> Source excerpt:
## begin
On perlage, aka stippling, aka spotting, Britten's Watch & Clockmaker's Handbook (1898) has this to say: "Spotting: the process of finishing chronometer, and occasionally watch plates by polishing thereon equidistant circular patches.

"The plate that is to be spotted is fixed to the top of a slide rest, and the marks are made with a small bone or ivory tube, which screws into the bottom of the upright spindle. The material used to produce the pattern is a mixture of oilstone dust and sharp red-stuff. The plate, when fixed in position on the platform of the tool, is dabbed all over with the end of the finger dipped into this composition, which must not be at all dry or thick. This upright spindle carrying the spotter is kept constantly rotating by a band from a foot wheel. A spiral spring round the arbor of the spotter keeps it off the work, and a little pressure on a knob at the top brings the spotter into action. The pattern is made by turning the handle of the slide rest equal amounts after each spot 'till a row is finished, and then movement the transverse slide an amount equal to the pitch of the pattern."
## end
> Items:
## begin
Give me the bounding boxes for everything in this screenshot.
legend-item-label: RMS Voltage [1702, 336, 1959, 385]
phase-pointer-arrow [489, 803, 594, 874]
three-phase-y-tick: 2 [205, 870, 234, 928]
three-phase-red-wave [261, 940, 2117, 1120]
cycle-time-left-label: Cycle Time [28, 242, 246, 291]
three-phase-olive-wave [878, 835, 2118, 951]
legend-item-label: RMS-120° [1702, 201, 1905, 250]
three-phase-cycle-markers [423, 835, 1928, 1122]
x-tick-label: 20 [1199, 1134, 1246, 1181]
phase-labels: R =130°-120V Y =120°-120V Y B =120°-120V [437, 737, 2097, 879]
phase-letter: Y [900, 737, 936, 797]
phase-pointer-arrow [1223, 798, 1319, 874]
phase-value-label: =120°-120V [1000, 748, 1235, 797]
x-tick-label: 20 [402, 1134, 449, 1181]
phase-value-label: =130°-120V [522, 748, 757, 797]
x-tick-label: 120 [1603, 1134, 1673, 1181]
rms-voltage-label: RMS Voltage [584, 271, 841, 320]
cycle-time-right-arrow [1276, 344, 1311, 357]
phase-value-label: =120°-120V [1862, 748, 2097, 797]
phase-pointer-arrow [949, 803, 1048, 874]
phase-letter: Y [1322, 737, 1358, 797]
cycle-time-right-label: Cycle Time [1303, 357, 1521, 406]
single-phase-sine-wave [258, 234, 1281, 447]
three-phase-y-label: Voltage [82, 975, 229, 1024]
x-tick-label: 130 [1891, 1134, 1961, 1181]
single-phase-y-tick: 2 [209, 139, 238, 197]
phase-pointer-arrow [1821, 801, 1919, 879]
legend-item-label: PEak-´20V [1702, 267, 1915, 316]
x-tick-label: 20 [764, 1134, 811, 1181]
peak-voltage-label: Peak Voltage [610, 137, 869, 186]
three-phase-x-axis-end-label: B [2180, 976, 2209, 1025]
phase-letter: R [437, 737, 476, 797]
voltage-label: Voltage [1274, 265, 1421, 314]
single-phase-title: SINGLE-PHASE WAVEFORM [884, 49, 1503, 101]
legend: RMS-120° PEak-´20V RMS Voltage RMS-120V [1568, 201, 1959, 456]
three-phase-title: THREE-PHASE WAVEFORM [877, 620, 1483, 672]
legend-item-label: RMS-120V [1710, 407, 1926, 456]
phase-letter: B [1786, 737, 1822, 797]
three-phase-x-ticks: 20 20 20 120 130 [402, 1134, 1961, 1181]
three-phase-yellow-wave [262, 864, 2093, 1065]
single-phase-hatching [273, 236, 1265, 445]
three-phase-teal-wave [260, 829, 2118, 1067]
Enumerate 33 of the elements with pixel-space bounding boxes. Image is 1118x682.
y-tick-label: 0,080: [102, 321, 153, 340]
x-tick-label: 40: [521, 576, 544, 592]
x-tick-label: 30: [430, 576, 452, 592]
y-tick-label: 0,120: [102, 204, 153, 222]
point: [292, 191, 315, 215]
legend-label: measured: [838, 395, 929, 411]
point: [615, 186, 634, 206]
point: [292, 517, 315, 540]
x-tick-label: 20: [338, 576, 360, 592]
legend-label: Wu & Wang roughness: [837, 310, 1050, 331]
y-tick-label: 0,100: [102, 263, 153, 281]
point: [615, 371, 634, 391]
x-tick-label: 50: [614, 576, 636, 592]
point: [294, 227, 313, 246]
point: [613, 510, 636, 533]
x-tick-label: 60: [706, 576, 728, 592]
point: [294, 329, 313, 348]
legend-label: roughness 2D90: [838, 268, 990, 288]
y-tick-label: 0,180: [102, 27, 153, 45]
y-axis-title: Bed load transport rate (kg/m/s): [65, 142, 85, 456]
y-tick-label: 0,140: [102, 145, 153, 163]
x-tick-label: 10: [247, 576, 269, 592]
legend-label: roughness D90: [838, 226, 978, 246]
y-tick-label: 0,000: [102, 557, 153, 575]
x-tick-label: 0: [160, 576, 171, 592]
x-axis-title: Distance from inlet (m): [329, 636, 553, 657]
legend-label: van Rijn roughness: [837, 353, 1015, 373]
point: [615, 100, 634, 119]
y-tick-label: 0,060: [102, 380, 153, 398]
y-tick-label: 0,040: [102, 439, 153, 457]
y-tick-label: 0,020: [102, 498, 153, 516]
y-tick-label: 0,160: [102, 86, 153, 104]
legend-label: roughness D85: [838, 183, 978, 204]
## end
> Work to complete:
• 1. According to the passage on spotting from the watchmaker's handbook, what keeps the spotter off the work?
• 2. How many lines of the entries contain the string "value"? Reply with the number only.

> Full answers:
• 1. A spiral spring round the arbor of the spotter keeps it off the work.

• 2. 3